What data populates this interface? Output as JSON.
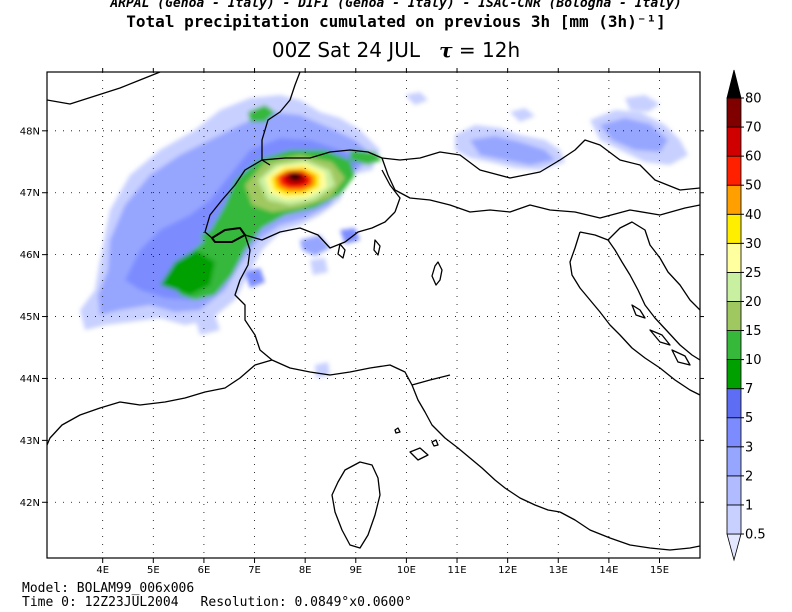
{
  "header": {
    "credit": "ARPAL (Genoa - Italy)  -  DIFI (Genoa - Italy)  -  ISAC-CNR (Bologna - Italy)",
    "title": "Total precipitation cumulated on previous 3h [mm (3h)⁻¹]",
    "subtitle_time": "00Z Sat 24 JUL",
    "subtitle_tau_symbol": "τ",
    "subtitle_tau_value": "= 12h"
  },
  "map": {
    "lon_labels": [
      "4E",
      "5E",
      "6E",
      "7E",
      "8E",
      "9E",
      "10E",
      "11E",
      "12E",
      "13E",
      "14E",
      "15E"
    ],
    "lat_labels": [
      "48N",
      "47N",
      "46N",
      "45N",
      "44N",
      "43N",
      "42N"
    ],
    "lon_range": [
      2.9,
      15.8
    ],
    "lat_range": [
      41.1,
      48.95
    ],
    "precip_max_location": {
      "lon": 7.85,
      "lat": 47.3
    }
  },
  "colorbar": {
    "levels": [
      "0.5",
      "1",
      "2",
      "3",
      "5",
      "7",
      "10",
      "15",
      "20",
      "25",
      "30",
      "40",
      "50",
      "60",
      "70",
      "80"
    ],
    "colors": [
      "#e3e7ff",
      "#c8d0ff",
      "#b0bcff",
      "#96a6ff",
      "#7c8cff",
      "#5e6ef4",
      "#00a000",
      "#36b83a",
      "#a0c860",
      "#c8f0a0",
      "#ffffa0",
      "#ffee00",
      "#ffa000",
      "#ff2000",
      "#d00000",
      "#800000",
      "#000000"
    ]
  },
  "footer": {
    "model": "Model: BOLAM99_006x006",
    "time0": "Time 0: 12Z23JUL2004",
    "resolution": "Resolution: 0.0849°x0.0600°"
  }
}
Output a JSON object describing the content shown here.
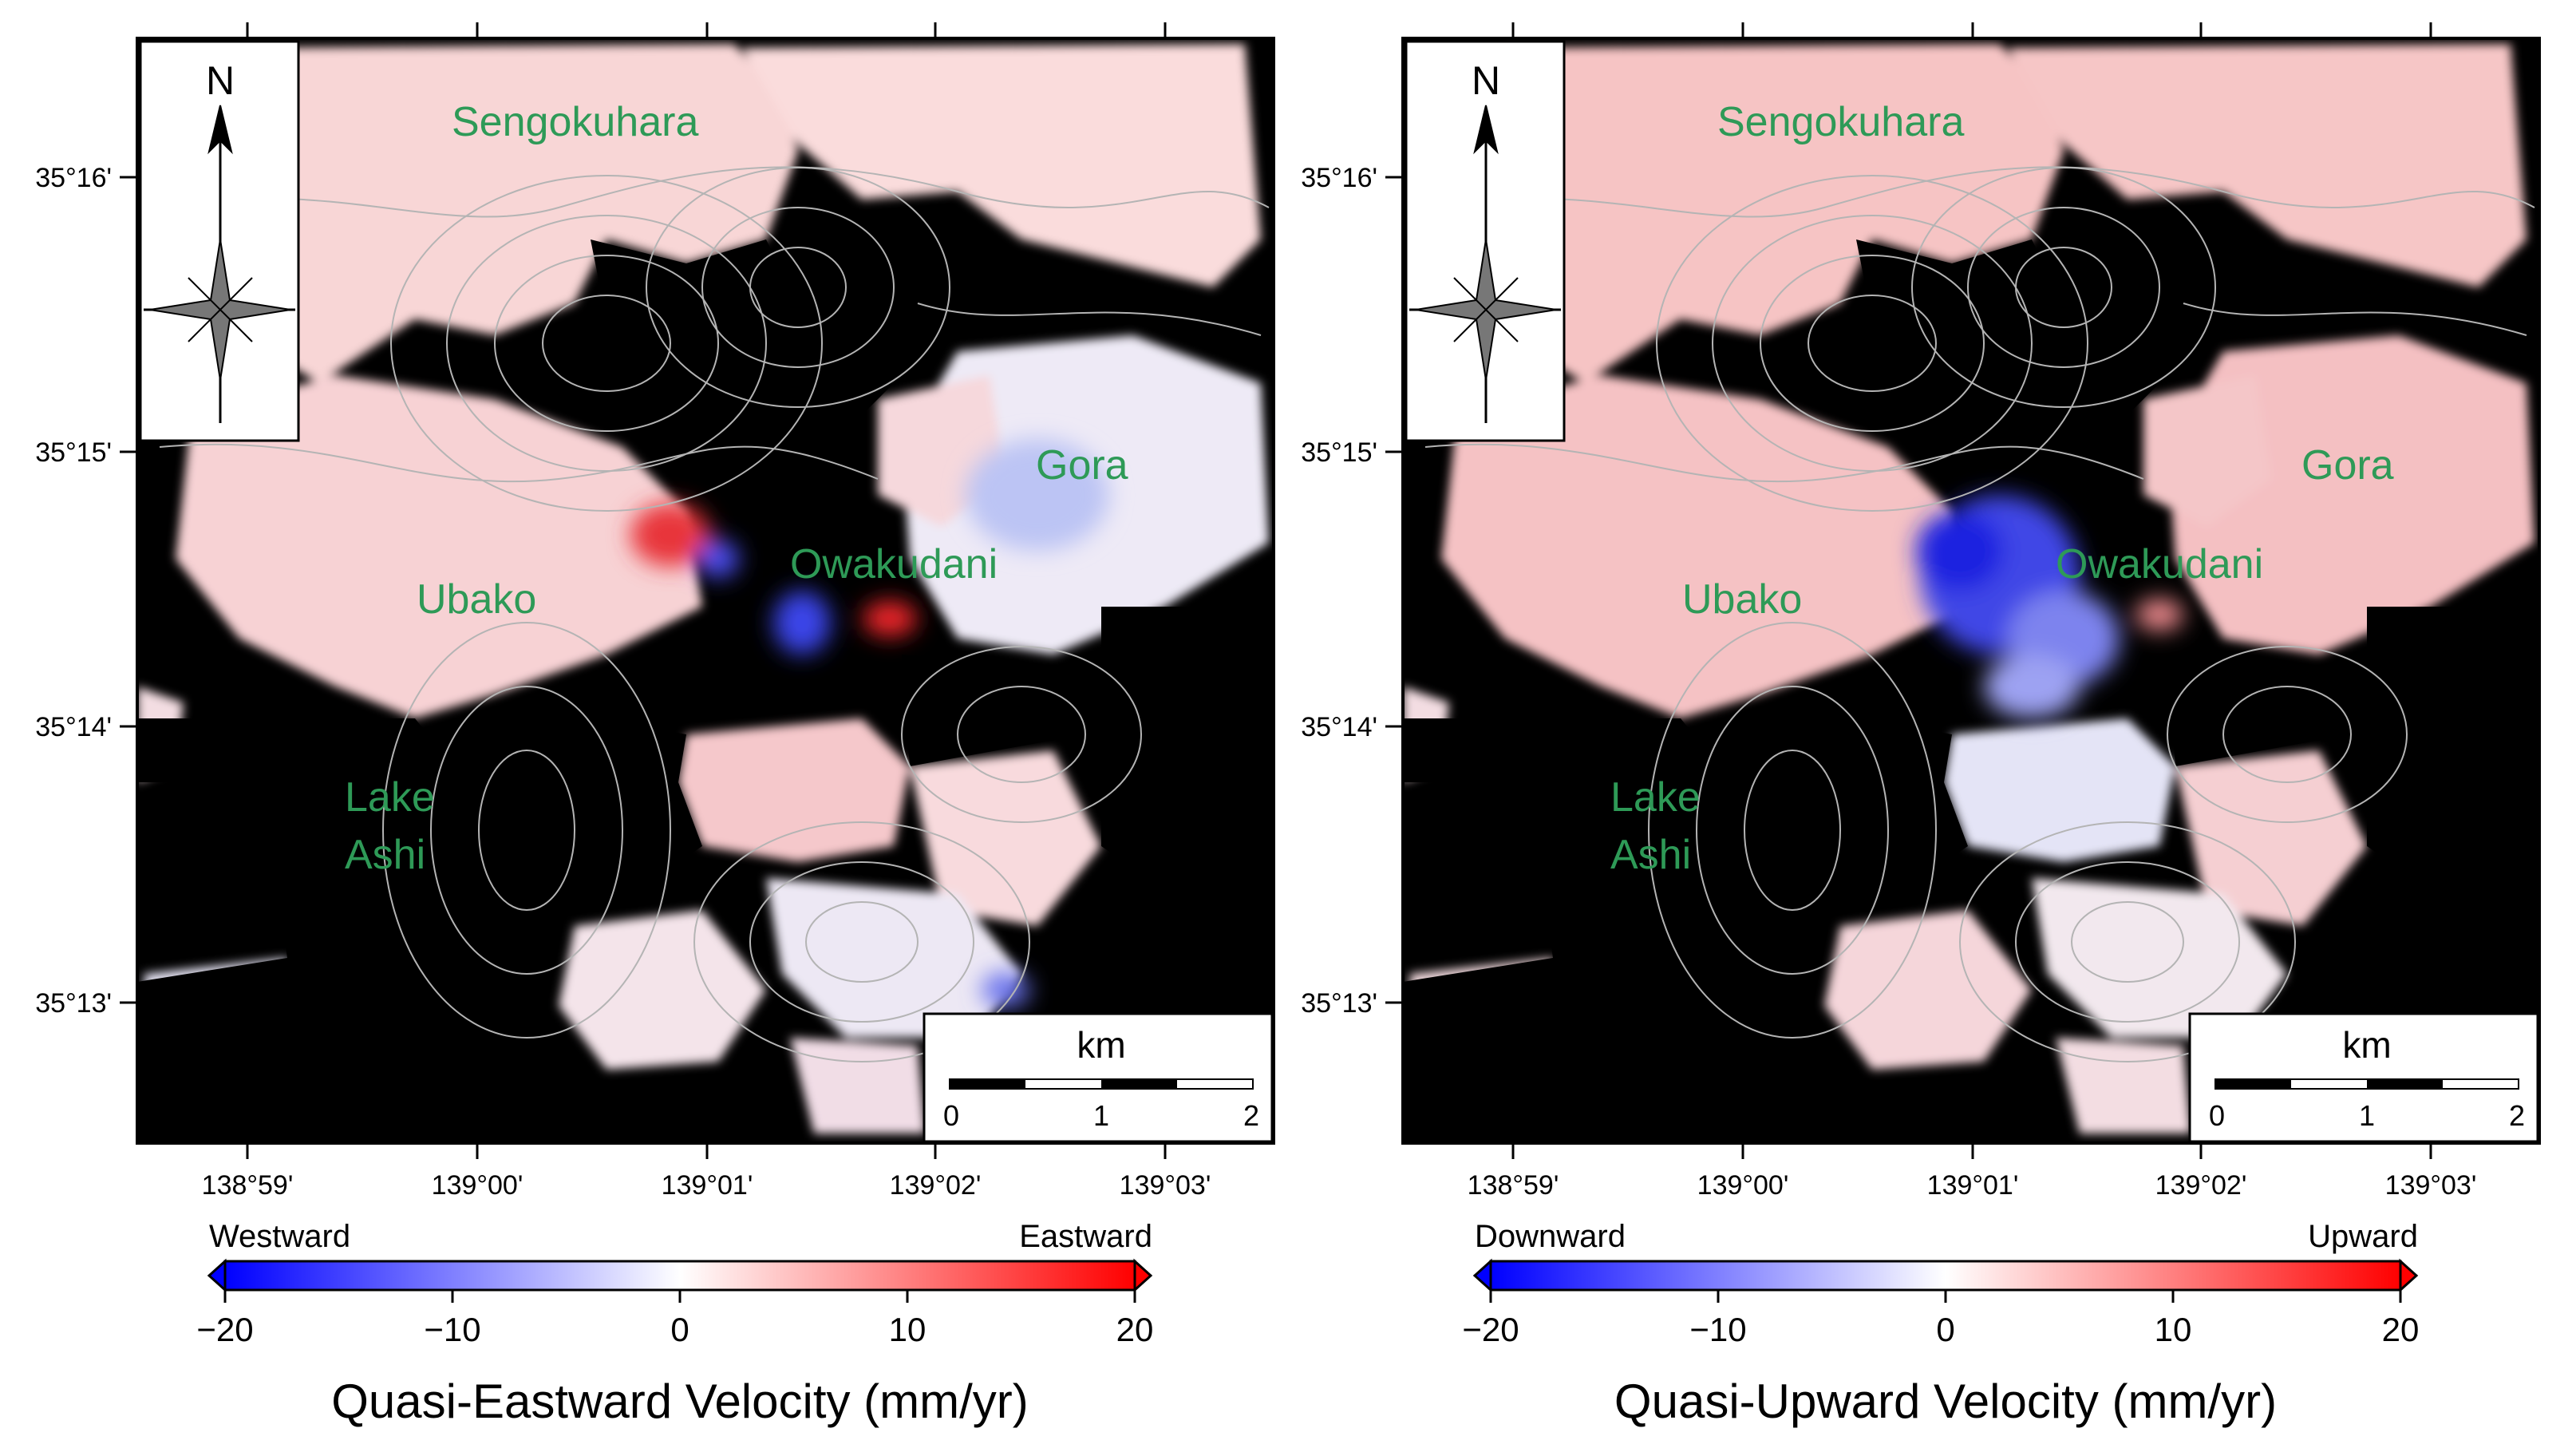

INSTRUCTIONS TO FOLLOW: Quote the full listing above word for word; exclude every picture from the copy.

WORKED ANSWER:
What data populates this interface? Output as JSON.
{
  "header": {
    "credit": "ARPAL (Genoa - Italy)  -  DIFI (Genoa - Italy)  -  ISAC-CNR (Bologna - Italy)",
    "title": "Total precipitation cumulated on previous 3h [mm (3h)⁻¹]",
    "subtitle_time": "00Z Sat 24 JUL",
    "subtitle_tau_symbol": "τ",
    "subtitle_tau_value": "= 12h"
  },
  "map": {
    "lon_labels": [
      "4E",
      "5E",
      "6E",
      "7E",
      "8E",
      "9E",
      "10E",
      "11E",
      "12E",
      "13E",
      "14E",
      "15E"
    ],
    "lat_labels": [
      "48N",
      "47N",
      "46N",
      "45N",
      "44N",
      "43N",
      "42N"
    ],
    "lon_range": [
      2.9,
      15.8
    ],
    "lat_range": [
      41.1,
      48.95
    ],
    "precip_max_location": {
      "lon": 7.85,
      "lat": 47.3
    }
  },
  "colorbar": {
    "levels": [
      "0.5",
      "1",
      "2",
      "3",
      "5",
      "7",
      "10",
      "15",
      "20",
      "25",
      "30",
      "40",
      "50",
      "60",
      "70",
      "80"
    ],
    "colors": [
      "#e3e7ff",
      "#c8d0ff",
      "#b0bcff",
      "#96a6ff",
      "#7c8cff",
      "#5e6ef4",
      "#00a000",
      "#36b83a",
      "#a0c860",
      "#c8f0a0",
      "#ffffa0",
      "#ffee00",
      "#ffa000",
      "#ff2000",
      "#d00000",
      "#800000",
      "#000000"
    ]
  },
  "footer": {
    "model": "Model: BOLAM99_006x006",
    "time0": "Time 0: 12Z23JUL2004",
    "resolution": "Resolution: 0.0849°x0.0600°"
  }
}
Output a JSON object describing the content shown here.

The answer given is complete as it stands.